■ **EXERCISE BRIEF**
Within the listing below, locate all lines containing the word "this". Copy each one.
[Start of ENTRIES PROVIDED]
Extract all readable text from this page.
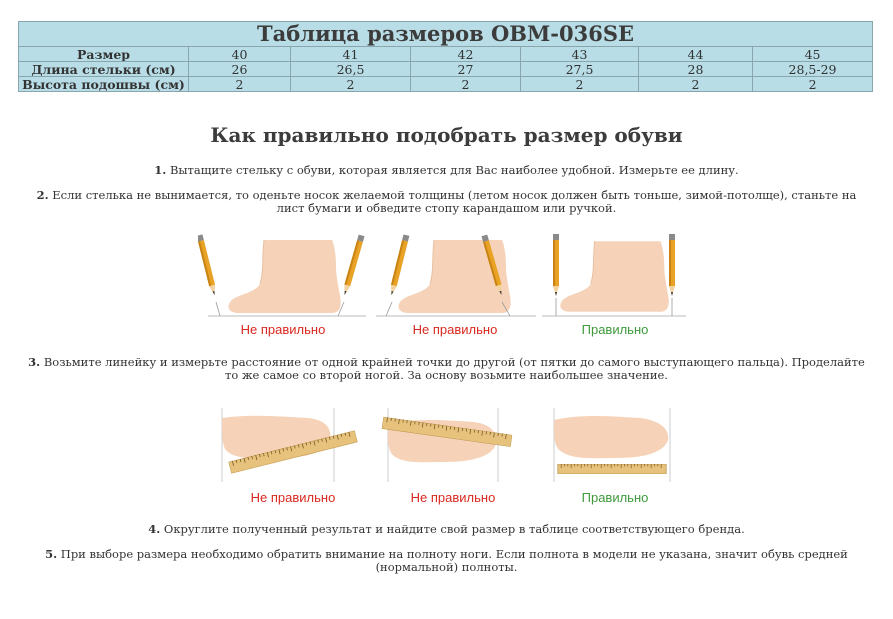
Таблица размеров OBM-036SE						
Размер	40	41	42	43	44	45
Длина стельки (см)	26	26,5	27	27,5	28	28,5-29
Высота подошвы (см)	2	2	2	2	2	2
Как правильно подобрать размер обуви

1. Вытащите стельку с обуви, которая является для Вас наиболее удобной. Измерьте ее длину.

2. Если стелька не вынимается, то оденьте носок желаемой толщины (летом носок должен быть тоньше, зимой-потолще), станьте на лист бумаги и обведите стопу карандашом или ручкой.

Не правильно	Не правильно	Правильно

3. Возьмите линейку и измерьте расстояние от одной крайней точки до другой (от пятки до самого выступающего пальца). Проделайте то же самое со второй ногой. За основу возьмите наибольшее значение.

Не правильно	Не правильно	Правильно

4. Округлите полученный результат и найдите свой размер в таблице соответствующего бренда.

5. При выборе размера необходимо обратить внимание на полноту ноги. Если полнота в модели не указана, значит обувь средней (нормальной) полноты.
[End of ENTRIES PROVIDED]
[Start of ENTRIES PROVIDED]
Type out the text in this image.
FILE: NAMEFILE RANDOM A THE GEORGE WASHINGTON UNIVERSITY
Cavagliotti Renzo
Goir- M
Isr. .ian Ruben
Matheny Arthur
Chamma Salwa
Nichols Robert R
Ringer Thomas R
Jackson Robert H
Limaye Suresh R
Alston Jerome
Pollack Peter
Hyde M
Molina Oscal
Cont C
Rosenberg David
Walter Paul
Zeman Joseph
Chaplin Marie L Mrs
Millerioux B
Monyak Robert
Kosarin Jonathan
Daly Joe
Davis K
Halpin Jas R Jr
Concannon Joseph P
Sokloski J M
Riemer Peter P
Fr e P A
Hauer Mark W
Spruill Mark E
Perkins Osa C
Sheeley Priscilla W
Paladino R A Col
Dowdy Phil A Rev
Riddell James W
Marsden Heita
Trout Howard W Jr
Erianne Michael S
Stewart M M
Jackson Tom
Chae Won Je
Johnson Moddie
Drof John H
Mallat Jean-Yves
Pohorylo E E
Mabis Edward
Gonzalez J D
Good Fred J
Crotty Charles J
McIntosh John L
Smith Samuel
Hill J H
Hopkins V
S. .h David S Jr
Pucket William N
[End of ENTRIES PROVIDED]
■ **THE SOLUTION**
Extract all readable text from this page.
Type out the text in this image.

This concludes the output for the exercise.